DATA SHOWN:
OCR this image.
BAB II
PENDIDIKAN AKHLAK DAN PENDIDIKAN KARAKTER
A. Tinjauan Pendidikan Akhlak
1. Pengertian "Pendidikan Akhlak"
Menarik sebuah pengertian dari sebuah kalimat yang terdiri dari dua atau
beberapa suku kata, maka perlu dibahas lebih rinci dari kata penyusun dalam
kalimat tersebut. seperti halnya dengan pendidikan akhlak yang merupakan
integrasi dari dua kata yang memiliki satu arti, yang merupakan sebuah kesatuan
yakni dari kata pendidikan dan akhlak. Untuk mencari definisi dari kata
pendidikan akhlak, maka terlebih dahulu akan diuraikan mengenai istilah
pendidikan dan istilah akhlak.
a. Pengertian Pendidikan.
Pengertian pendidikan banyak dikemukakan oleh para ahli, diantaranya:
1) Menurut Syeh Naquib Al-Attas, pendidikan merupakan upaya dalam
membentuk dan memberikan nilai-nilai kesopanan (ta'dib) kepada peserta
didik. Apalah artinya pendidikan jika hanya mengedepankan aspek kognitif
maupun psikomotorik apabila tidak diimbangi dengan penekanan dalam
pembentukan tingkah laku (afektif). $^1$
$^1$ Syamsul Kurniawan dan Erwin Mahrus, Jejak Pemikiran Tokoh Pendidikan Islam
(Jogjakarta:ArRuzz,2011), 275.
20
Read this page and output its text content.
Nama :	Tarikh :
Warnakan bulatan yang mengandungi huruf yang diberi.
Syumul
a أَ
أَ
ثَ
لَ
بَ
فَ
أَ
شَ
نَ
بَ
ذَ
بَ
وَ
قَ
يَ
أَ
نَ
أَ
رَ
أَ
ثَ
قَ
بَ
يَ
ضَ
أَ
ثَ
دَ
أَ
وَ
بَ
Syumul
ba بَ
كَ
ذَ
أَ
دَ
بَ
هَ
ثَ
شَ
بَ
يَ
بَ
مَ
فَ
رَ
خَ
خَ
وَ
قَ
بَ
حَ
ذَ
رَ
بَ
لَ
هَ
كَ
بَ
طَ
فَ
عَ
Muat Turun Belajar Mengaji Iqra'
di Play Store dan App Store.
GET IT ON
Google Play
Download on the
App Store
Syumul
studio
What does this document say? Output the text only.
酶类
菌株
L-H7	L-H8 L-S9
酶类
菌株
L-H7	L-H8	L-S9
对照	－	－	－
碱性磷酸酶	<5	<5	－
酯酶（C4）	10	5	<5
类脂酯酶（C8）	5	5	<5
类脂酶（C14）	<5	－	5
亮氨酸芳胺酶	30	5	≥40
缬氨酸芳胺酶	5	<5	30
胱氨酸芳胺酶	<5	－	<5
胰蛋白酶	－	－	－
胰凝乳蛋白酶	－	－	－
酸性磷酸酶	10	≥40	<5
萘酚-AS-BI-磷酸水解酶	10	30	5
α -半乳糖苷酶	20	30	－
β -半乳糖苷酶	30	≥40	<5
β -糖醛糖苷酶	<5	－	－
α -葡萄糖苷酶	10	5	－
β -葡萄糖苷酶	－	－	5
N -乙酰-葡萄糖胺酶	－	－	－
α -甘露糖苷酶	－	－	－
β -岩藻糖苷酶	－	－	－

YOUR TASK:
Filter the listing above for the string "dari" and copy every matching line.

FULL OUTPUT:
Menarik sebuah pengertian dari sebuah kalimat yang terdiri dari dua atau
beberapa suku kata, maka perlu dibahas lebih rinci dari kata penyusun dalam
integrasi dari dua kata yang memiliki satu arti, yang merupakan sebuah kesatuan
yakni dari kata pendidikan dan akhlak. Untuk mencari definisi dari kata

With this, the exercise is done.